(Visual layout annotation entries)

┌──

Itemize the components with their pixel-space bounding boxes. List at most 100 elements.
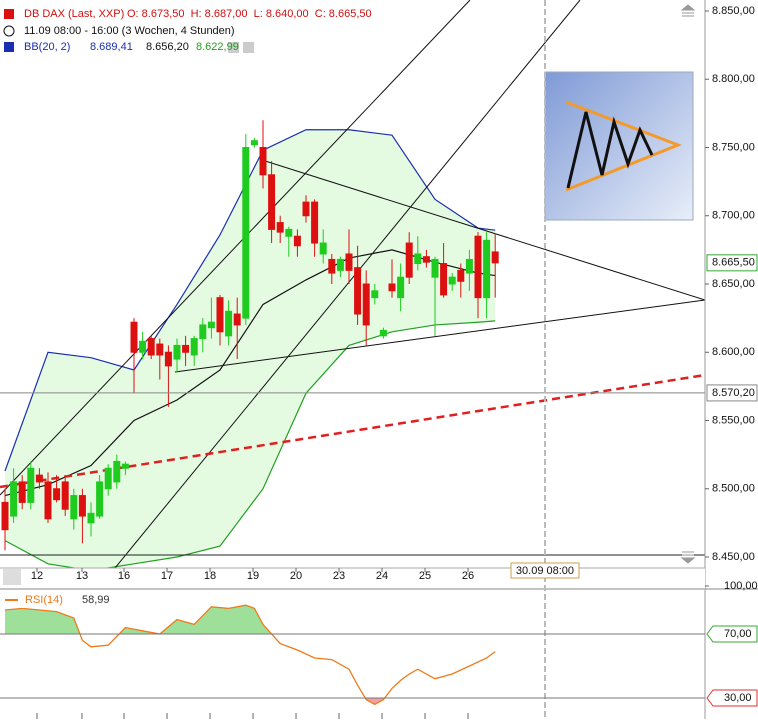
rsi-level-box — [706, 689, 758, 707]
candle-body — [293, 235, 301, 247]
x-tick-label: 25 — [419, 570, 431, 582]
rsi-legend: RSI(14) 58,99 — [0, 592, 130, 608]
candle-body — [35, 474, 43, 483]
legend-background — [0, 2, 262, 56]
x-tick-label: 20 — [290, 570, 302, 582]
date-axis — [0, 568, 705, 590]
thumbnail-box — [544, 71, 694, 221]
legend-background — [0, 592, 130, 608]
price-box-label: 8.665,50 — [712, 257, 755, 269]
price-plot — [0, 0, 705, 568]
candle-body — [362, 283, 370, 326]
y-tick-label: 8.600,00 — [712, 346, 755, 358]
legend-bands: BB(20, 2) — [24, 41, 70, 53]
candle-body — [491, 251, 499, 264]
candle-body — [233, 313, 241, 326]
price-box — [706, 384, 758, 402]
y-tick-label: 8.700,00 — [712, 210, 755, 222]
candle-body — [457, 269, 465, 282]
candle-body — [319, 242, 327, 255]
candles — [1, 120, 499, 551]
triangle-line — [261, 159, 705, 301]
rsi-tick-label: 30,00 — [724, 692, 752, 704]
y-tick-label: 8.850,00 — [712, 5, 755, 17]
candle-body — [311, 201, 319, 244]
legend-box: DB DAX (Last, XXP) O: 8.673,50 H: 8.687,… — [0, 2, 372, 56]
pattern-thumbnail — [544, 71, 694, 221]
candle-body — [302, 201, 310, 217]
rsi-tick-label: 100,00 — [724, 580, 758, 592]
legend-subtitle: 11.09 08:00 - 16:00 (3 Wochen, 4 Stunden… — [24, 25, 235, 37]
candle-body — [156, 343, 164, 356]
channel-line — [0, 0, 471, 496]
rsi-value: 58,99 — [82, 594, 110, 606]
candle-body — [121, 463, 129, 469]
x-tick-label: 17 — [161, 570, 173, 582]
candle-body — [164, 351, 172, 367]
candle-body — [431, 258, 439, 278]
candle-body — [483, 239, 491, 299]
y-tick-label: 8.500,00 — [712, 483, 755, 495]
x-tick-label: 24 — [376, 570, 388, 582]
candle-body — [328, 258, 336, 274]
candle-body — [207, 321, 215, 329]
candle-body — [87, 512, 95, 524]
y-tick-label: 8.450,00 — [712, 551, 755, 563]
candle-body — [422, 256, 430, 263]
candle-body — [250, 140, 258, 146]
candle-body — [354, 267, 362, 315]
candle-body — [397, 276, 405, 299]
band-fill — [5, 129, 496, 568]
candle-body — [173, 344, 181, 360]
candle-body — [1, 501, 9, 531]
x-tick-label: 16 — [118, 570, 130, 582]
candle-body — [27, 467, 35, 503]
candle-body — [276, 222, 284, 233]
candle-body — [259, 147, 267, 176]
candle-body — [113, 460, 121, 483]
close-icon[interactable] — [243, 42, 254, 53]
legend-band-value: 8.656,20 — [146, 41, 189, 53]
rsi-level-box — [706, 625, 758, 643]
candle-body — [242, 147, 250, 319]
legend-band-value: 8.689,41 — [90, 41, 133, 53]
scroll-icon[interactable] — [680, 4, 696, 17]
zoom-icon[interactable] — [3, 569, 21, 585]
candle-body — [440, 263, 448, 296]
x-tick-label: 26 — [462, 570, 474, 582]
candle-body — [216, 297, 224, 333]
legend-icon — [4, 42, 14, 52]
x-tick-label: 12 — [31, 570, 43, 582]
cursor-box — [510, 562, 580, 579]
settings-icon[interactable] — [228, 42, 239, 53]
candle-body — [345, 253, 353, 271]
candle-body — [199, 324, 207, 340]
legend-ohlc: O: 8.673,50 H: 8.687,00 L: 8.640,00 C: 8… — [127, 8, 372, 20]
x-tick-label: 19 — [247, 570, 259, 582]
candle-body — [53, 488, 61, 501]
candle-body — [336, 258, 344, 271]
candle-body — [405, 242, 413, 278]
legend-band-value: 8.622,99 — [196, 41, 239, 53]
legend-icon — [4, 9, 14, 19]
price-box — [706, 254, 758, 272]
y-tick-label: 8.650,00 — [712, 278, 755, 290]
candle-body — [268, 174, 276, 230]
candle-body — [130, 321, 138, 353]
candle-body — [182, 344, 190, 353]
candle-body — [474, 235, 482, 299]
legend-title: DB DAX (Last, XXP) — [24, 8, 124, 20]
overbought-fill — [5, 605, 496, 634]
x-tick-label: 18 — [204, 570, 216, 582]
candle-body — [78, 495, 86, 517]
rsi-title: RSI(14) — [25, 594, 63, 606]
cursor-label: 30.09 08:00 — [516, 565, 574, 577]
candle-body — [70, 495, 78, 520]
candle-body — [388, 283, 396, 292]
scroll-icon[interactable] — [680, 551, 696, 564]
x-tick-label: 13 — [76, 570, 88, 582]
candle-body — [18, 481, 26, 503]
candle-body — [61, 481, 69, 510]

└──

§ **Challenge**: Copy out the lines between "rsi-level-box — [706, 689, 758, 707]" and "price-box-label: 8.665,50 —", inclusive, with no changes.

§ **Output for this exercise**:
rsi-level-box — [706, 689, 758, 707]
candle-body — [293, 235, 301, 247]
x-tick-label: 25 — [419, 570, 431, 582]
rsi-legend: RSI(14) 58,99 — [0, 592, 130, 608]
candle-body — [35, 474, 43, 483]
legend-background — [0, 2, 262, 56]
x-tick-label: 20 — [290, 570, 302, 582]
date-axis — [0, 568, 705, 590]
thumbnail-box — [544, 71, 694, 221]
legend-background — [0, 592, 130, 608]
price-box-label: 8.665,50 — [712, 257, 755, 269]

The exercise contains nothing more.